* _What the task asks_
Please write out the material that follows, exactly as it stands.

Collection entries:
____

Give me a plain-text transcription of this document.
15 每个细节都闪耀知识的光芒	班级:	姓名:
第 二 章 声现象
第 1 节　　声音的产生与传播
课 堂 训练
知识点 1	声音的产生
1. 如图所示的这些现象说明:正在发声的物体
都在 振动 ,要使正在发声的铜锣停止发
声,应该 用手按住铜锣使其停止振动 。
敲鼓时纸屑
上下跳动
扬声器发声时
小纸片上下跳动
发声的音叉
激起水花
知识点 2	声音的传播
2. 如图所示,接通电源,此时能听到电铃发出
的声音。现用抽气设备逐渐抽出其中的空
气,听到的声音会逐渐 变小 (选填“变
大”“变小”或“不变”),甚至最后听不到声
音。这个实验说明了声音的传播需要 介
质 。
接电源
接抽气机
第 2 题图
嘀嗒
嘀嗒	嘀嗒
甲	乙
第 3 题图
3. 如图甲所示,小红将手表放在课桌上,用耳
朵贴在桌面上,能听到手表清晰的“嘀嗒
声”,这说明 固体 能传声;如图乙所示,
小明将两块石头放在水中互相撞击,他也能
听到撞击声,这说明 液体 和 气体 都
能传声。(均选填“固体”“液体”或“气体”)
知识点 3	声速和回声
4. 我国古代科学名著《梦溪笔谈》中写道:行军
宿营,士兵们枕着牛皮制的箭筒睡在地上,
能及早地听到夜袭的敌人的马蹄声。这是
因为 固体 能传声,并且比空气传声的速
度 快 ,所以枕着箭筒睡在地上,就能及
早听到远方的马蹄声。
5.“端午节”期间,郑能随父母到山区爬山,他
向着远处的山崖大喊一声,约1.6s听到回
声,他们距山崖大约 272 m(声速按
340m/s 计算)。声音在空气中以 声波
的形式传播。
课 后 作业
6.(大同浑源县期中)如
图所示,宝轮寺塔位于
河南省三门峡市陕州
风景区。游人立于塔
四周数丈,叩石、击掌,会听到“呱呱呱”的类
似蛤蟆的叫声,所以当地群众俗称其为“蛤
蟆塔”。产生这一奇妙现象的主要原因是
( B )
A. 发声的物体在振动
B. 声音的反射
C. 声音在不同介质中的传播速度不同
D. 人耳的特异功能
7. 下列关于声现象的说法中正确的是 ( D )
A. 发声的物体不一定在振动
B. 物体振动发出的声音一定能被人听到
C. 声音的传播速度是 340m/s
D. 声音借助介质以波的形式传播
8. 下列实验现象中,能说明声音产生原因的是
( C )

____

* _Response to the exercise_
Give me a plain-text transcription of this document.
15 每个细节都闪耀知识的光芒	班级:	姓名:
第 二 章 声现象
第 1 节　　声音的产生与传播
课 堂 训练
知识点 1	声音的产生
1. 如图所示的这些现象说明:正在发声的物体
都在 振动 ,要使正在发声的铜锣停止发
声,应该 用手按住铜锣使其停止振动 。
敲鼓时纸屑
上下跳动
扬声器发声时
小纸片上下跳动
发声的音叉
激起水花
知识点 2	声音的传播
2. 如图所示,接通电源,此时能听到电铃发出
的声音。现用抽气设备逐渐抽出其中的空
气,听到的声音会逐渐 变小 (选填“变
大”“变小”或“不变”),甚至最后听不到声
音。这个实验说明了声音的传播需要 介
质 。
接电源
接抽气机
第 2 题图
嘀嗒
嘀嗒	嘀嗒
甲	乙
第 3 题图
3. 如图甲所示,小红将手表放在课桌上,用耳
朵贴在桌面上,能听到手表清晰的“嘀嗒
声”,这说明 固体 能传声;如图乙所示,
小明将两块石头放在水中互相撞击,他也能
听到撞击声,这说明 液体 和 气体 都
能传声。(均选填“固体”“液体”或“气体”)
知识点 3	声速和回声
4. 我国古代科学名著《梦溪笔谈》中写道:行军
宿营,士兵们枕着牛皮制的箭筒睡在地上,
能及早地听到夜袭的敌人的马蹄声。这是
因为 固体 能传声,并且比空气传声的速
度 快 ,所以枕着箭筒睡在地上,就能及
早听到远方的马蹄声。
5.“端午节”期间,郑能随父母到山区爬山,他
向着远处的山崖大喊一声,约1.6s听到回
声,他们距山崖大约 272 m(声速按
340m/s 计算)。声音在空气中以 声波
的形式传播。
课 后 作业
6.(大同浑源县期中)如
图所示,宝轮寺塔位于
河南省三门峡市陕州
风景区。游人立于塔
四周数丈,叩石、击掌,会听到“呱呱呱”的类
似蛤蟆的叫声,所以当地群众俗称其为“蛤
蟆塔”。产生这一奇妙现象的主要原因是
( B )
A. 发声的物体在振动
B. 声音的反射
C. 声音在不同介质中的传播速度不同
D. 人耳的特异功能
7. 下列关于声现象的说法中正确的是 ( D )
A. 发声的物体不一定在振动
B. 物体振动发出的声音一定能被人听到
C. 声音的传播速度是 340m/s
D. 声音借助介质以波的形式传播
8. 下列实验现象中,能说明声音产生原因的是
( C )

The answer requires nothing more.